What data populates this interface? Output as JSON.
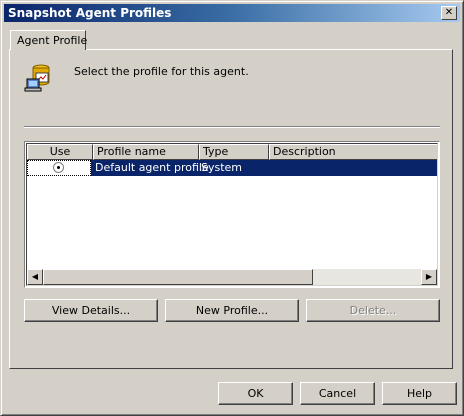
{
  "window": {
    "title": "Snapshot Agent Profiles",
    "close_glyph": "✕"
  },
  "tab": {
    "label": "Agent Profile"
  },
  "prompt": "Select the profile for this agent.",
  "table": {
    "columns": [
      "Use",
      "Profile name",
      "Type",
      "Description"
    ],
    "rows": [
      {
        "use": "selected",
        "profile_name": "Default agent profile",
        "type": "System",
        "description": ""
      }
    ]
  },
  "scrollbar": {
    "left_arrow": "◀",
    "right_arrow": "▶"
  },
  "buttons": {
    "view_details": "View Details...",
    "new_profile": "New Profile...",
    "delete": "Delete...",
    "ok": "OK",
    "cancel": "Cancel",
    "help": "Help"
  },
  "colors": {
    "selection": "#0a246a",
    "face": "#d4d0c8"
  }
}
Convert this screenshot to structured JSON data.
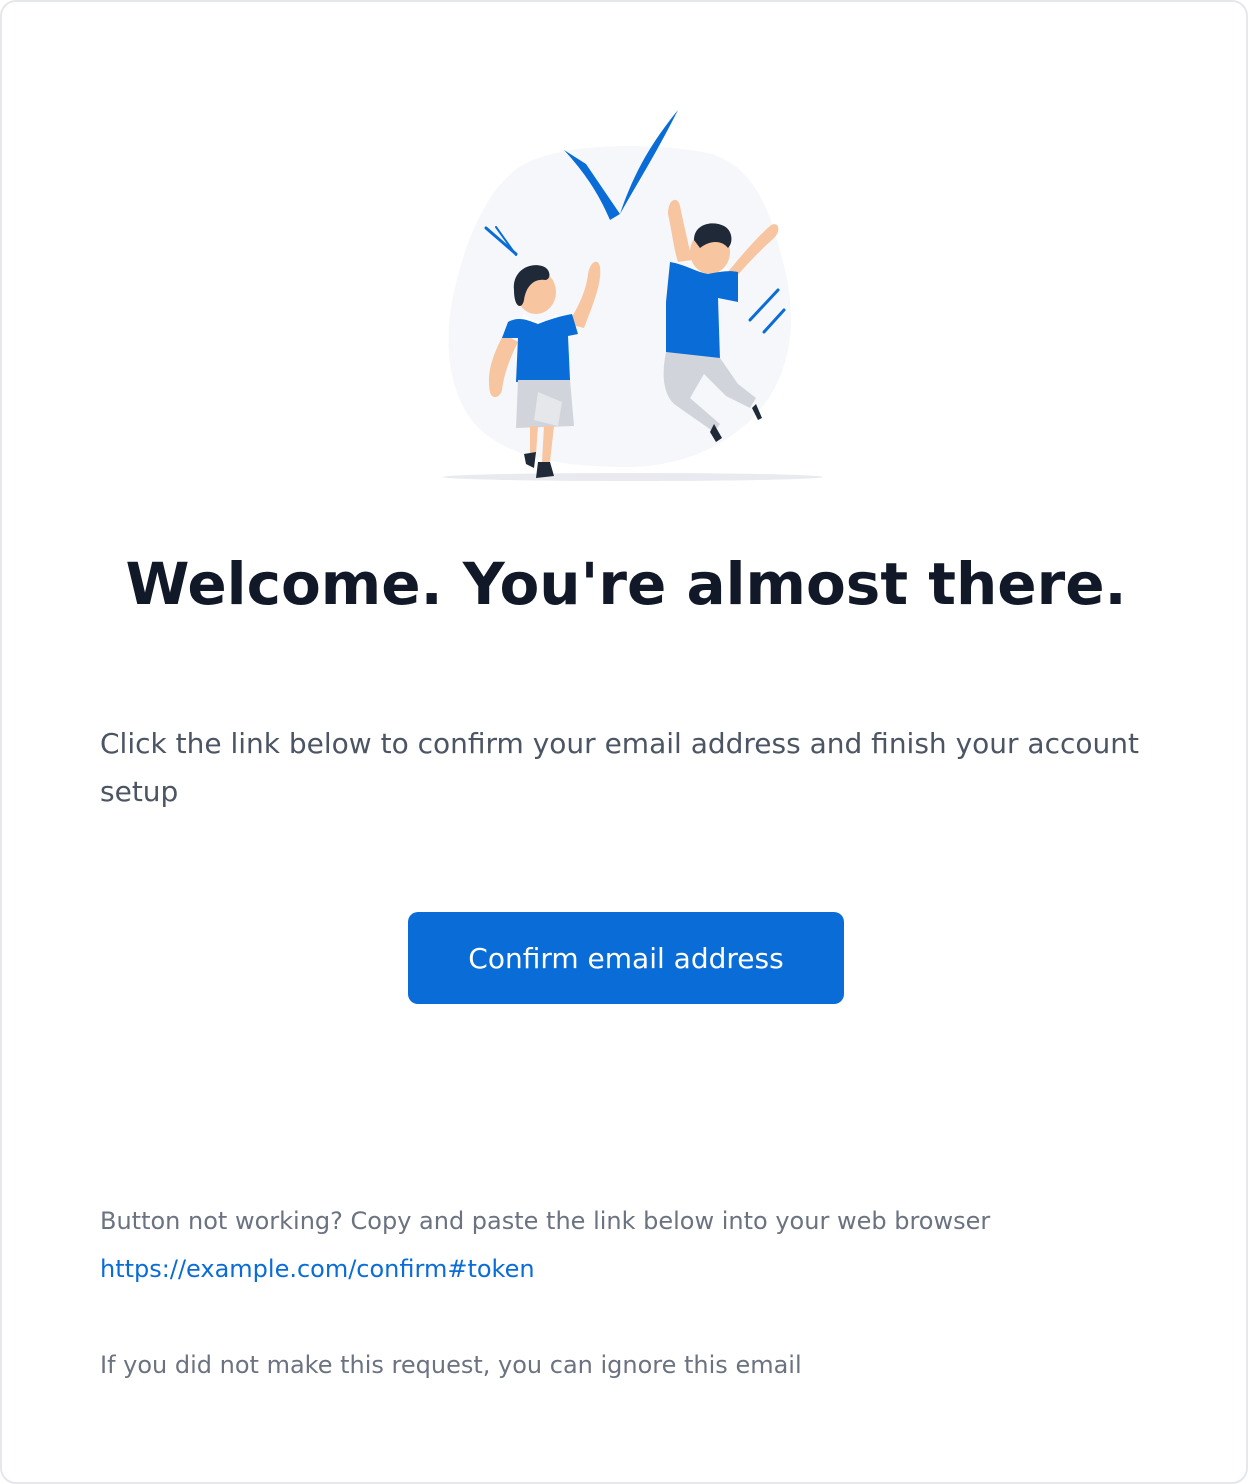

- - -

*Problem*.
All of the data needs repeating exactly, but the pictures do not.

*Exercise answer*.
What data populates this interface? Output as JSON.
{
  "window": {
    "title": "Snapshot Agent Profiles",
    "close_glyph": "✕"
  },
  "tab": {
    "label": "Agent Profile"
  },
  "prompt": "Select the profile for this agent.",
  "table": {
    "columns": [
      "Use",
      "Profile name",
      "Type",
      "Description"
    ],
    "rows": [
      {
        "use": "selected",
        "profile_name": "Default agent profile",
        "type": "System",
        "description": ""
      }
    ]
  },
  "scrollbar": {
    "left_arrow": "◀",
    "right_arrow": "▶"
  },
  "buttons": {
    "view_details": "View Details...",
    "new_profile": "New Profile...",
    "delete": "Delete...",
    "ok": "OK",
    "cancel": "Cancel",
    "help": "Help"
  },
  "colors": {
    "selection": "#0a246a",
    "face": "#d4d0c8"
  }
}
Convert this screenshot to structured JSON data.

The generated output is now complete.